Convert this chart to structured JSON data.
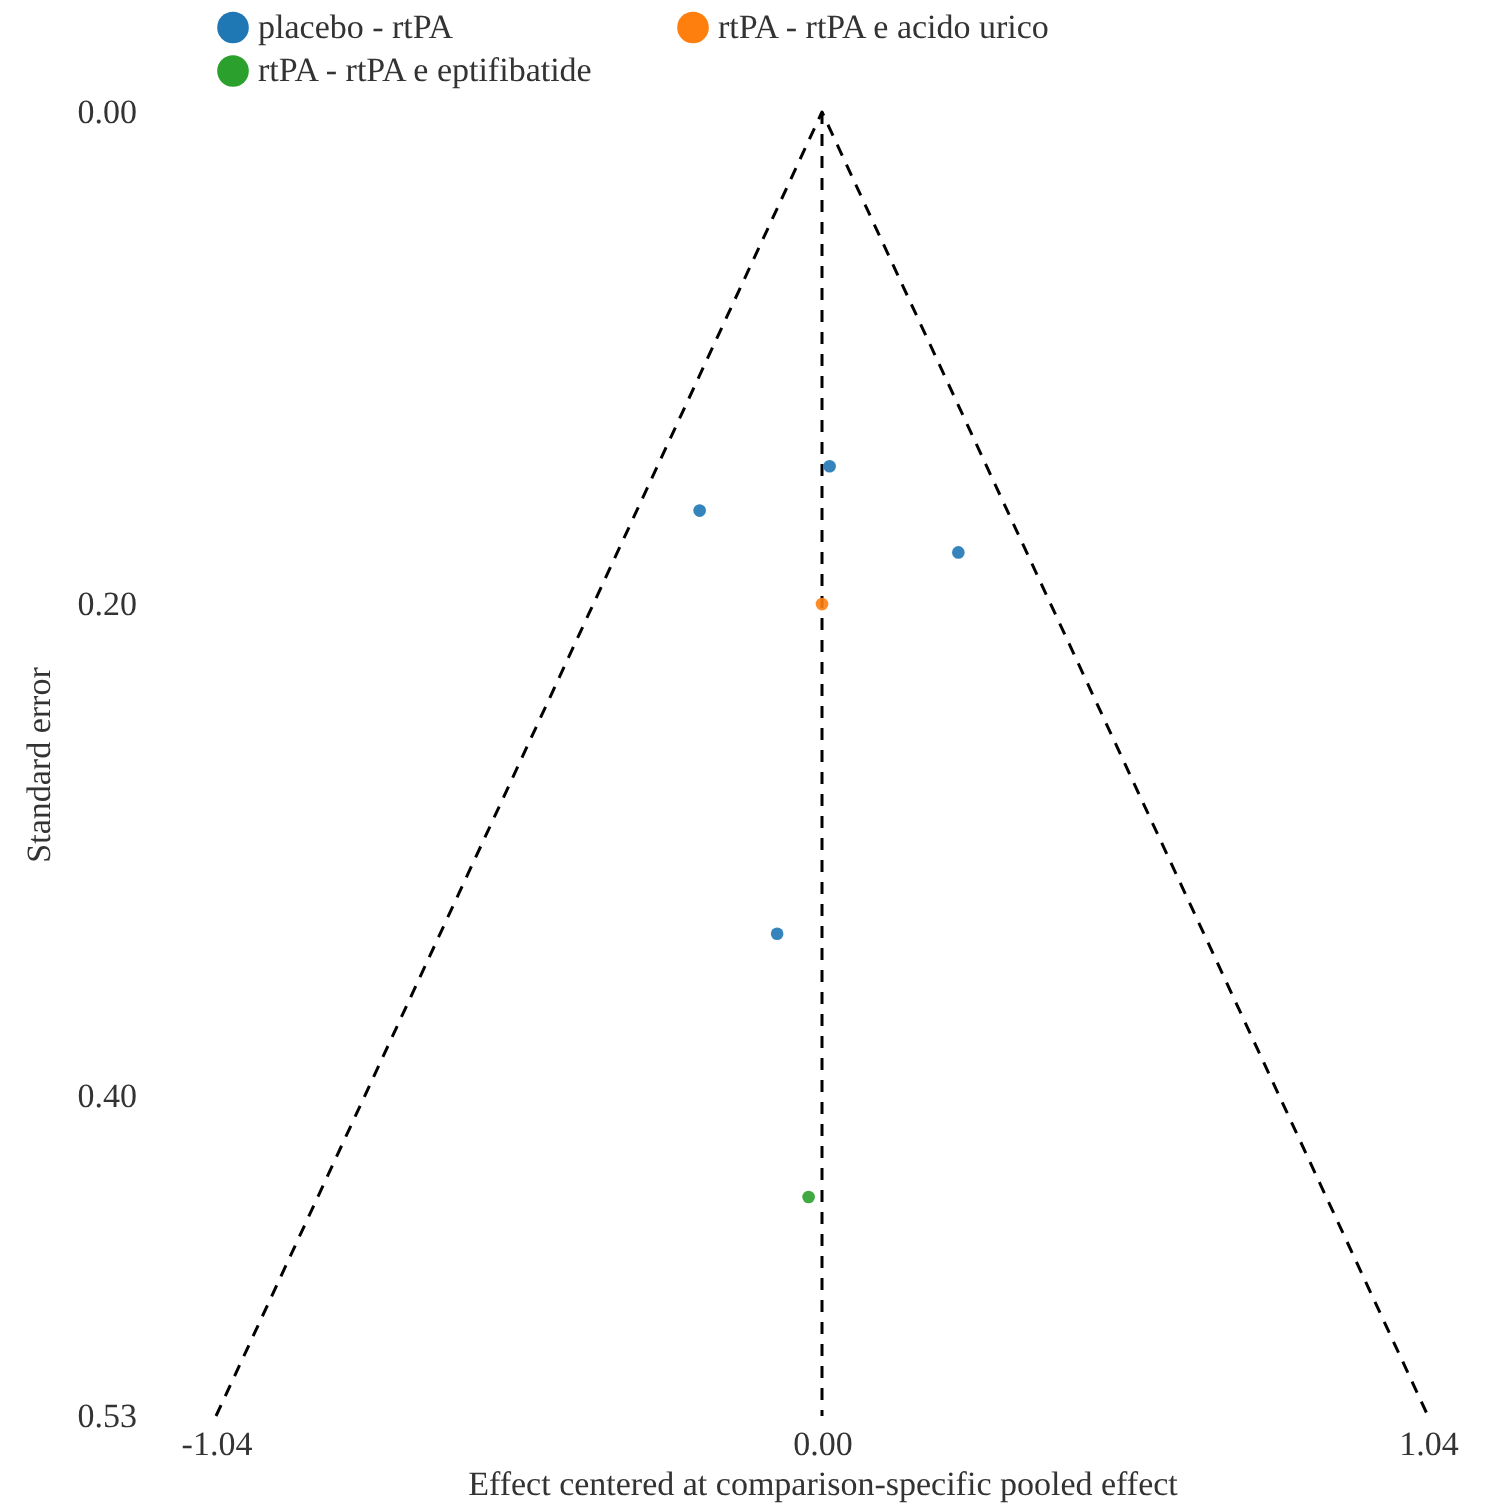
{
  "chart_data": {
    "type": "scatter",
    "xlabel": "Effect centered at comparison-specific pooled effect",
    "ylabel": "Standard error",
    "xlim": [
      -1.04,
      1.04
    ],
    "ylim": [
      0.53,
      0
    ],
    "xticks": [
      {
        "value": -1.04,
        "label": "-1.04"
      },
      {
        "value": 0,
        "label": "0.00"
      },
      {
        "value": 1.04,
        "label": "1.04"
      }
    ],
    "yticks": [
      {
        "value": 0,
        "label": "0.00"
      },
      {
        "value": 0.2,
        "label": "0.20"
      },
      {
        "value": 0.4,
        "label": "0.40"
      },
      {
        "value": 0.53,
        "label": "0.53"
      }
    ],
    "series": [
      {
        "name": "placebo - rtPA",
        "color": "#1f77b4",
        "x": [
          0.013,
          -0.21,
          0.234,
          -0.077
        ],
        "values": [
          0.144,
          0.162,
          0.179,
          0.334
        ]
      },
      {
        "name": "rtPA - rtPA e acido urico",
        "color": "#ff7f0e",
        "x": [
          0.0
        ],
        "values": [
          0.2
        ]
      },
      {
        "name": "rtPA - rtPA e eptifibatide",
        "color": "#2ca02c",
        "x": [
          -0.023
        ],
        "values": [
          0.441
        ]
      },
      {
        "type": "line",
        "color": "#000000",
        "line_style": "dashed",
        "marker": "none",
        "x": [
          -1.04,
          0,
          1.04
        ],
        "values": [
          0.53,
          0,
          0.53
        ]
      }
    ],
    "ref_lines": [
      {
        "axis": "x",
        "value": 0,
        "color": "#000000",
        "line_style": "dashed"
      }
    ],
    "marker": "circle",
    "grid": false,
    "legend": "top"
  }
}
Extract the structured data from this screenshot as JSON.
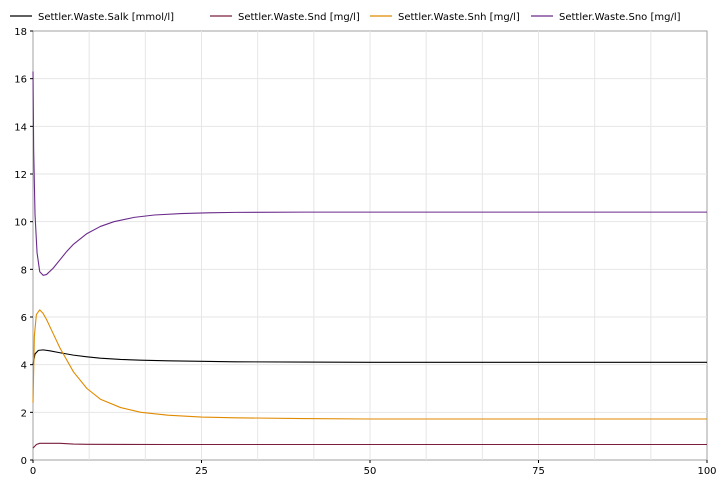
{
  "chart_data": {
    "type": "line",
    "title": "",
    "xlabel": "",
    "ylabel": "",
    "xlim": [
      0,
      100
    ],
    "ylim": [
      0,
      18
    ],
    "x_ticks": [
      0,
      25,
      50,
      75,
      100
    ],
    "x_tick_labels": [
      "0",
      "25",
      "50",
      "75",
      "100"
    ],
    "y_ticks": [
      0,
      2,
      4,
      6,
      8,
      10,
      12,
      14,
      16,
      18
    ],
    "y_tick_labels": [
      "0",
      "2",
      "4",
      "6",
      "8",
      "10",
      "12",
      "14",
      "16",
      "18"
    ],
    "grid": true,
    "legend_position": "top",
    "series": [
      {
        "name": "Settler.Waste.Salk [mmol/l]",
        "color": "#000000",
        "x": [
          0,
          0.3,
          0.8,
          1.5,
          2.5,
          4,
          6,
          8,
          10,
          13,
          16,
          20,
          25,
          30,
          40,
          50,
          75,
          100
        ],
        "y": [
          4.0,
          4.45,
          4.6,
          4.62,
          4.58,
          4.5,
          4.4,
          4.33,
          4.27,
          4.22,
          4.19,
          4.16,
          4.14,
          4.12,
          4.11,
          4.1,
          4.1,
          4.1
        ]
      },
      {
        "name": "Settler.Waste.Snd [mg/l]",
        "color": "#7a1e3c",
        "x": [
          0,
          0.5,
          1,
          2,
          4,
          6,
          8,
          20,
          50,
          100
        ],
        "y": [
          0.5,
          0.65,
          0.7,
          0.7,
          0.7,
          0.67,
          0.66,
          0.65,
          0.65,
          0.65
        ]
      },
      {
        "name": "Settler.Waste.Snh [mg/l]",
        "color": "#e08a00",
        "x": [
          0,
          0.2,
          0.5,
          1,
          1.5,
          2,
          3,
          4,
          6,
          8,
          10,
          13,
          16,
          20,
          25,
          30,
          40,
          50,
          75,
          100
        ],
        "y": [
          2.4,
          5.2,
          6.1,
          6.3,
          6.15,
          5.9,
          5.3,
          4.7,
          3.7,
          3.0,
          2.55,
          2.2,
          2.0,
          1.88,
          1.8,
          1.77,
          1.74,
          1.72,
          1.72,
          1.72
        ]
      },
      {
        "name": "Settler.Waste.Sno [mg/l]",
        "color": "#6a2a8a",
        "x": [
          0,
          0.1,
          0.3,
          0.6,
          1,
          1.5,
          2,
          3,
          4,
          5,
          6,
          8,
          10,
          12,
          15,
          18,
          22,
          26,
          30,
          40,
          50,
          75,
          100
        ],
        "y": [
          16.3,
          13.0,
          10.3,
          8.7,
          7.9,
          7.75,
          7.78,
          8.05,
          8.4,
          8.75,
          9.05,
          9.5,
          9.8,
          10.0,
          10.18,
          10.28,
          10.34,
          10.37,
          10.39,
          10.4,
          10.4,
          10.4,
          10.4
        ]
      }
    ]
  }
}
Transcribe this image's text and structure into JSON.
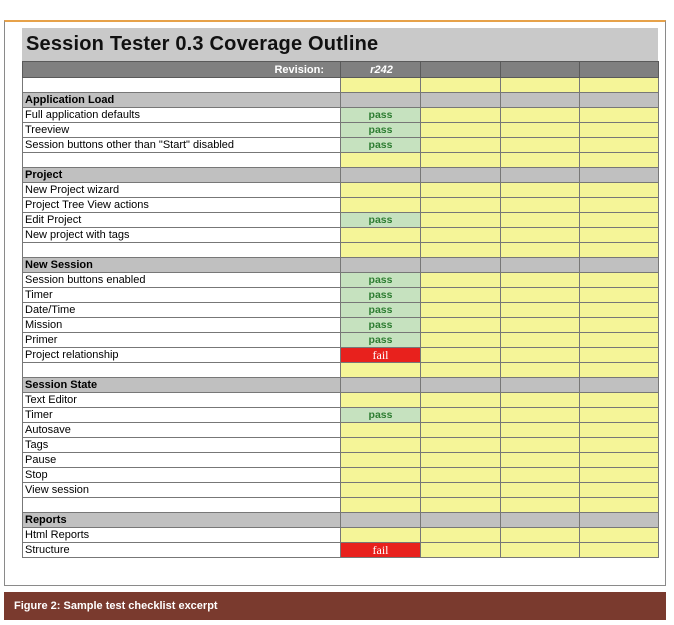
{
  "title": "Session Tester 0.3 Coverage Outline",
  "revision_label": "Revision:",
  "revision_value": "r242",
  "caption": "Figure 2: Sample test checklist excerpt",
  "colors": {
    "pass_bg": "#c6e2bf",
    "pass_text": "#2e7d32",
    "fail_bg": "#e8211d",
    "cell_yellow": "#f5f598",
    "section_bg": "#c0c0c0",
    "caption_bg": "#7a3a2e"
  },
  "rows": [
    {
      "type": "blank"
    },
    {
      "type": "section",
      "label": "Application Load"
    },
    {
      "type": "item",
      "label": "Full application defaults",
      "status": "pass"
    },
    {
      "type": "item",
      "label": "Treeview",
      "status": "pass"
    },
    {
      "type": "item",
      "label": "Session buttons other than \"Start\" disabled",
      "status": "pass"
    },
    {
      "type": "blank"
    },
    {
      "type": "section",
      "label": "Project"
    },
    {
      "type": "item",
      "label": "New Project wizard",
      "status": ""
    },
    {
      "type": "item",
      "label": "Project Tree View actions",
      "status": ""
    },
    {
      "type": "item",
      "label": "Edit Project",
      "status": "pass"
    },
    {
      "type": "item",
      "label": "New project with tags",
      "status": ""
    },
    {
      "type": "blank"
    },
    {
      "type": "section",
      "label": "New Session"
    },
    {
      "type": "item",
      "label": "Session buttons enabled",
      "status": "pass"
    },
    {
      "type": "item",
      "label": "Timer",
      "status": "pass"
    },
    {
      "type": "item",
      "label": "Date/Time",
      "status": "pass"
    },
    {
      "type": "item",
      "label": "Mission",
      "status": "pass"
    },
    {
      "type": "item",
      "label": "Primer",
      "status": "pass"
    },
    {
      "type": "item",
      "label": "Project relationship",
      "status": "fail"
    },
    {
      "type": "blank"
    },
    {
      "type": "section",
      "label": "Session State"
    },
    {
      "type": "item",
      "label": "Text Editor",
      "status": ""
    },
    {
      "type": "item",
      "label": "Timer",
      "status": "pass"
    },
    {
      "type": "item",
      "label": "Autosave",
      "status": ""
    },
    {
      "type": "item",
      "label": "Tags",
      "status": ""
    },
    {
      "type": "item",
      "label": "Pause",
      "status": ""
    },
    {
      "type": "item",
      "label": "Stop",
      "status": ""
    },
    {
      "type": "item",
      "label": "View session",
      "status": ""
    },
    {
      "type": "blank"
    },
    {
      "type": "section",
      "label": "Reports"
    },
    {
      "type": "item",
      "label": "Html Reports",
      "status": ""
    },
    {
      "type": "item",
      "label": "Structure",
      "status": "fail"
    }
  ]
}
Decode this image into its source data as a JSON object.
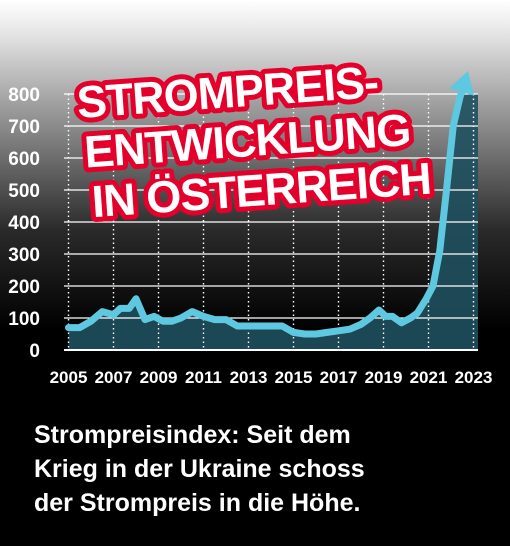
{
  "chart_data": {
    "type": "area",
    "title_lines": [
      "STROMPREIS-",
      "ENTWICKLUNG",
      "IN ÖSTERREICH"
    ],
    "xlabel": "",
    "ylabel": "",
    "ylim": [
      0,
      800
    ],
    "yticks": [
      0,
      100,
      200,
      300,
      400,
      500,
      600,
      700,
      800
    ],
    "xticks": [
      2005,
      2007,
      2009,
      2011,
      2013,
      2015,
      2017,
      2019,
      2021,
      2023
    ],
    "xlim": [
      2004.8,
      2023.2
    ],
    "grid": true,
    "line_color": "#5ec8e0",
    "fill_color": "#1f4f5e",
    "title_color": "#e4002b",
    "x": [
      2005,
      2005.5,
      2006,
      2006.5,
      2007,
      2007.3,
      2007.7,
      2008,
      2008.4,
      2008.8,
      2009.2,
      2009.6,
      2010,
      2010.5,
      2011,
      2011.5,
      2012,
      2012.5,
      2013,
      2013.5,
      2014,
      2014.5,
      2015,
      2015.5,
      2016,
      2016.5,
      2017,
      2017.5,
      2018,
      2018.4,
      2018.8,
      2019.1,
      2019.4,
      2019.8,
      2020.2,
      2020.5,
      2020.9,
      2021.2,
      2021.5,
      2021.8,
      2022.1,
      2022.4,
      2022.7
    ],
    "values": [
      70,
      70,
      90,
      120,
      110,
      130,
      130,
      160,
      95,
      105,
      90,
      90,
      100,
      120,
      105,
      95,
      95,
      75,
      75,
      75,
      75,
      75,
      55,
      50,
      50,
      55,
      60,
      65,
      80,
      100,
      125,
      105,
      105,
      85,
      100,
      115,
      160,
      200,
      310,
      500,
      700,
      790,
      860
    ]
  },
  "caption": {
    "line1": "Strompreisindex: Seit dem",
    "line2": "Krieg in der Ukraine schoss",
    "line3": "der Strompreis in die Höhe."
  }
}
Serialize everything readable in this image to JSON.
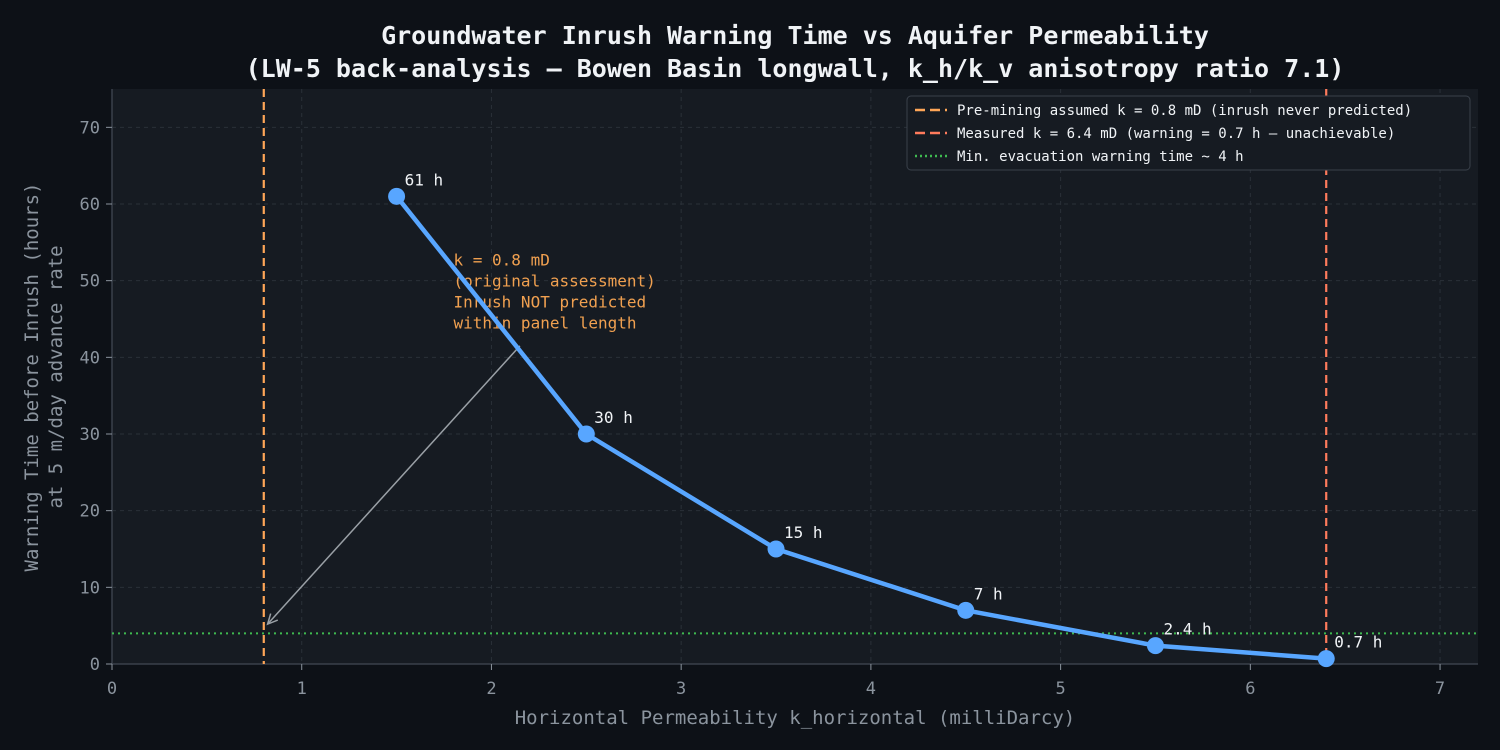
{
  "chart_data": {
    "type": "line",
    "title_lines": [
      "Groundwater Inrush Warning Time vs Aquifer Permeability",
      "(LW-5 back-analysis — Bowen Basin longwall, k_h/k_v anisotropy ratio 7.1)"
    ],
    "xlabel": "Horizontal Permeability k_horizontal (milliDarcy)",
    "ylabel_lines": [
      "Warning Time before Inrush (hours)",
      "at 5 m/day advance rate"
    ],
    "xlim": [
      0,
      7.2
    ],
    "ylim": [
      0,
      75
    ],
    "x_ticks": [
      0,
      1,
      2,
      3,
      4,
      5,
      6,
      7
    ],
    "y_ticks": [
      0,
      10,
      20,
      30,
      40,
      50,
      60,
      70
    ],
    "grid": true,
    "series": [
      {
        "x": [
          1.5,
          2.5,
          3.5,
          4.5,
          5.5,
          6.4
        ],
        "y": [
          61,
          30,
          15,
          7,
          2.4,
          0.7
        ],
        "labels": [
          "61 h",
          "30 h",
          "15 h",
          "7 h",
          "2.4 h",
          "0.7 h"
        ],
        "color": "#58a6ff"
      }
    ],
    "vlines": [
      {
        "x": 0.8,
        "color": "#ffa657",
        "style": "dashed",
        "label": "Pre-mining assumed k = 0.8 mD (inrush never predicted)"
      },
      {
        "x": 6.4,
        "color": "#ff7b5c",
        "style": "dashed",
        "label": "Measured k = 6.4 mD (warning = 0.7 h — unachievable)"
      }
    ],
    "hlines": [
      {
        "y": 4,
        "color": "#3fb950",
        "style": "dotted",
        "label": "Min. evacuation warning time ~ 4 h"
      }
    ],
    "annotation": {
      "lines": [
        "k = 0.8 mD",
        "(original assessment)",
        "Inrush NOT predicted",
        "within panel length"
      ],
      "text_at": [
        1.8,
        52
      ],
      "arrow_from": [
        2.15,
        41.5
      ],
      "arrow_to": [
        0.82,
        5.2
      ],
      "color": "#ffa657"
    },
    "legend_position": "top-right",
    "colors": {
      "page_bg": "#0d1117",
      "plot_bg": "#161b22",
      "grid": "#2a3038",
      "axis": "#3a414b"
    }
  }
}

··········

**Written exercise**: Check each line above for the word "into" and copy the ones that have it.

**Solution for this problem**:
Transcribe this image's text and structure into JSON.
Decode this image into its source data as a JSON object.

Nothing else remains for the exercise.